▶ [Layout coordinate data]
╭──

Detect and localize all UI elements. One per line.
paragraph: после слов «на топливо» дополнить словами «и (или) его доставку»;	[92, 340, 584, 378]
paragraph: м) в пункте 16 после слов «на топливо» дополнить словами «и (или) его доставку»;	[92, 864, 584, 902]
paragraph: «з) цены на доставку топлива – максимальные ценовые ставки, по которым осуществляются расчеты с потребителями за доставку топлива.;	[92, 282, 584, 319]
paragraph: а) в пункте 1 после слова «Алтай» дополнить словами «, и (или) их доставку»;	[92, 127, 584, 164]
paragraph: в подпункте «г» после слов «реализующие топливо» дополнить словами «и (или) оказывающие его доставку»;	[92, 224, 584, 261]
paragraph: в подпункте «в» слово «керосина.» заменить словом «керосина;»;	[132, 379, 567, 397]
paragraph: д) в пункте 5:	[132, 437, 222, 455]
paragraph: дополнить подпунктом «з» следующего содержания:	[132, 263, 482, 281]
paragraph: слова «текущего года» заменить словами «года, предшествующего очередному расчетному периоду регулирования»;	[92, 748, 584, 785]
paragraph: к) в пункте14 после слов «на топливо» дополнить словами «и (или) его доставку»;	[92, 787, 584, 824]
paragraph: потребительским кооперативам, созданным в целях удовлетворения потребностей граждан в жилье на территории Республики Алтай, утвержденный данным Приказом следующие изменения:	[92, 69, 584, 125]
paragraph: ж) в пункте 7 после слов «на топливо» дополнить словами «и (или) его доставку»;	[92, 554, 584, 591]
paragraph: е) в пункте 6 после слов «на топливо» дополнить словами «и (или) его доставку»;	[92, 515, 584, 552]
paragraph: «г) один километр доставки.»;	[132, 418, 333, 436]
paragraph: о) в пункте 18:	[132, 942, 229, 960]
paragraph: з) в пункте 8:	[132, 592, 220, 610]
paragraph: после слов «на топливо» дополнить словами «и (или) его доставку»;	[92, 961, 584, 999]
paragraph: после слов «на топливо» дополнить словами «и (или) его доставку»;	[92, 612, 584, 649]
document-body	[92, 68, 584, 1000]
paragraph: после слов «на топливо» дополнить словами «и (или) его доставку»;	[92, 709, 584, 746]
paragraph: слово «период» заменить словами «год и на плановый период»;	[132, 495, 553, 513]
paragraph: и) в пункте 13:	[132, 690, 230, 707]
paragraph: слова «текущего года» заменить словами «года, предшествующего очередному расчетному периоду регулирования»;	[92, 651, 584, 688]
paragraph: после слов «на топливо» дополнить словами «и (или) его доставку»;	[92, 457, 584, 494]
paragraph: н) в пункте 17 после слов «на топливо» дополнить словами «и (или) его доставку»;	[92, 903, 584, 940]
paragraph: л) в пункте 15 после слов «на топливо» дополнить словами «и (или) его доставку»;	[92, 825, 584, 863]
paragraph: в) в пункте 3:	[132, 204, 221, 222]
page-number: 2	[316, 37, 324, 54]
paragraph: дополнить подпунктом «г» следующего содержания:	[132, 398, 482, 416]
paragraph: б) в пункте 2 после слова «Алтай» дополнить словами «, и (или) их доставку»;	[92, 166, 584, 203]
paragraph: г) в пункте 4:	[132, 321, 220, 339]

╰──

▶ [Work required] Copy the listing from its start to the line with "263, 482, 281]", replacing "paragraph" with "text" and leaving everything else unchanged.

▶ [Result of the task]
Detect and localize all UI elements. One per line.
text: после слов «на топливо» дополнить словами «и (или) его доставку»;	[92, 340, 584, 378]
text: м) в пункте 16 после слов «на топливо» дополнить словами «и (или) его доставку»;	[92, 864, 584, 902]
text: «з) цены на доставку топлива – максимальные ценовые ставки, по которым осуществляются расчеты с потребителями за доставку топлива.;	[92, 282, 584, 319]
text: а) в пункте 1 после слова «Алтай» дополнить словами «, и (или) их доставку»;	[92, 127, 584, 164]
text: в подпункте «г» после слов «реализующие топливо» дополнить словами «и (или) оказывающие его доставку»;	[92, 224, 584, 261]
text: в подпункте «в» слово «керосина.» заменить словом «керосина;»;	[132, 379, 567, 397]
text: д) в пункте 5:	[132, 437, 222, 455]
text: дополнить подпунктом «з» следующего содержания:	[132, 263, 482, 281]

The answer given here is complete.